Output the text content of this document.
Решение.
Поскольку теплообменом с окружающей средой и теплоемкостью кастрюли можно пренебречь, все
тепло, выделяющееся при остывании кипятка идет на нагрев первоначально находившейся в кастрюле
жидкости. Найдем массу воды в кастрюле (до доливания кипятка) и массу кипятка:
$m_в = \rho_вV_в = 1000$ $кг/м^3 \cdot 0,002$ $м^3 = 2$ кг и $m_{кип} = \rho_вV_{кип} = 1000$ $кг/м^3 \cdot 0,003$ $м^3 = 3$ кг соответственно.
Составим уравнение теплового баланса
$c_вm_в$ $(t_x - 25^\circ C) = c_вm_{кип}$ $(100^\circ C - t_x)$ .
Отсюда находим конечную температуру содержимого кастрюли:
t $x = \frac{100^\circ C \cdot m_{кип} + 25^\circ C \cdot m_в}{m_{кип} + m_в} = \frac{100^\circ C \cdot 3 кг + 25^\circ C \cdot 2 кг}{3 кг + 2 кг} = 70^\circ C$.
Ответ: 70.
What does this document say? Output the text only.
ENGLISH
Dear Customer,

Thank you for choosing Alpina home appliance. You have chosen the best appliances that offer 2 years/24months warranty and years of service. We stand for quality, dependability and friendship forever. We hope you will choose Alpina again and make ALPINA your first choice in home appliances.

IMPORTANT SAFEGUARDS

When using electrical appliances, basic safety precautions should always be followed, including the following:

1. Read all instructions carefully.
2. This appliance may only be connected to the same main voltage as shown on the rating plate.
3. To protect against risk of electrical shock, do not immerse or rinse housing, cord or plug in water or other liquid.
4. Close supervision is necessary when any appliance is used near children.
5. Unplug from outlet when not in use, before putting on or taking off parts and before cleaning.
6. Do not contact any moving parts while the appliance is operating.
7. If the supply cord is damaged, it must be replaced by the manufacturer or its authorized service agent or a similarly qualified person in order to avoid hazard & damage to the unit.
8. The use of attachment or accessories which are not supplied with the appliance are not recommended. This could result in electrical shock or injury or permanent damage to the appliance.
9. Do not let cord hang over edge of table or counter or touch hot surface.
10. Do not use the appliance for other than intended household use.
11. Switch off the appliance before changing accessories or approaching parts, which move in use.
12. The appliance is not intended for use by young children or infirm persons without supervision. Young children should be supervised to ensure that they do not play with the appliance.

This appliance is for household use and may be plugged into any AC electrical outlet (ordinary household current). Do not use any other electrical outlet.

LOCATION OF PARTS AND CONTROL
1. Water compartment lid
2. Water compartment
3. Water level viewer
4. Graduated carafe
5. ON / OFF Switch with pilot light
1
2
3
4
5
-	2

——

> _GIVEN TASK_:
Every record above should be copied exactly.

> _WRITTEN REPLY_:
Output the text content of this document.
Решение.
Поскольку теплообменом с окружающей средой и теплоемкостью кастрюли можно пренебречь, все
тепло, выделяющееся при остывании кипятка идет на нагрев первоначально находившейся в кастрюле
жидкости. Найдем массу воды в кастрюле (до доливания кипятка) и массу кипятка:
$m_в = \rho_вV_в = 1000$ $кг/м^3 \cdot 0,002$ $м^3 = 2$ кг и $m_{кип} = \rho_вV_{кип} = 1000$ $кг/м^3 \cdot 0,003$ $м^3 = 3$ кг соответственно.
Составим уравнение теплового баланса
$c_вm_в$ $(t_x - 25^\circ C) = c_вm_{кип}$ $(100^\circ C - t_x)$ .
Отсюда находим конечную температуру содержимого кастрюли:
t $x = \frac{100^\circ C \cdot m_{кип} + 25^\circ C \cdot m_в}{m_{кип} + m_в} = \frac{100^\circ C \cdot 3 кг + 25^\circ C \cdot 2 кг}{3 кг + 2 кг} = 70^\circ C$.
Ответ: 70.
What does this document say? Output the text only.
ENGLISH
Dear Customer,

Thank you for choosing Alpina home appliance. You have chosen the best appliances that offer 2 years/24months warranty and years of service. We stand for quality, dependability and friendship forever. We hope you will choose Alpina again and make ALPINA your first choice in home appliances.

IMPORTANT SAFEGUARDS

When using electrical appliances, basic safety precautions should always be followed, including the following:

1. Read all instructions carefully.
2. This appliance may only be connected to the same main voltage as shown on the rating plate.
3. To protect against risk of electrical shock, do not immerse or rinse housing, cord or plug in water or other liquid.
4. Close supervision is necessary when any appliance is used near children.
5. Unplug from outlet when not in use, before putting on or taking off parts and before cleaning.
6. Do not contact any moving parts while the appliance is operating.
7. If the supply cord is damaged, it must be replaced by the manufacturer or its authorized service agent or a similarly qualified person in order to avoid hazard & damage to the unit.
8. The use of attachment or accessories which are not supplied with the appliance are not recommended. This could result in electrical shock or injury or permanent damage to the appliance.
9. Do not let cord hang over edge of table or counter or touch hot surface.
10. Do not use the appliance for other than intended household use.
11. Switch off the appliance before changing accessories or approaching parts, which move in use.
12. The appliance is not intended for use by young children or infirm persons without supervision. Young children should be supervised to ensure that they do not play with the appliance.

This appliance is for household use and may be plugged into any AC electrical outlet (ordinary household current). Do not use any other electrical outlet.

LOCATION OF PARTS AND CONTROL
1. Water compartment lid
2. Water compartment
3. Water level viewer
4. Graduated carafe
5. ON / OFF Switch with pilot light
1
2
3
4
5
-	2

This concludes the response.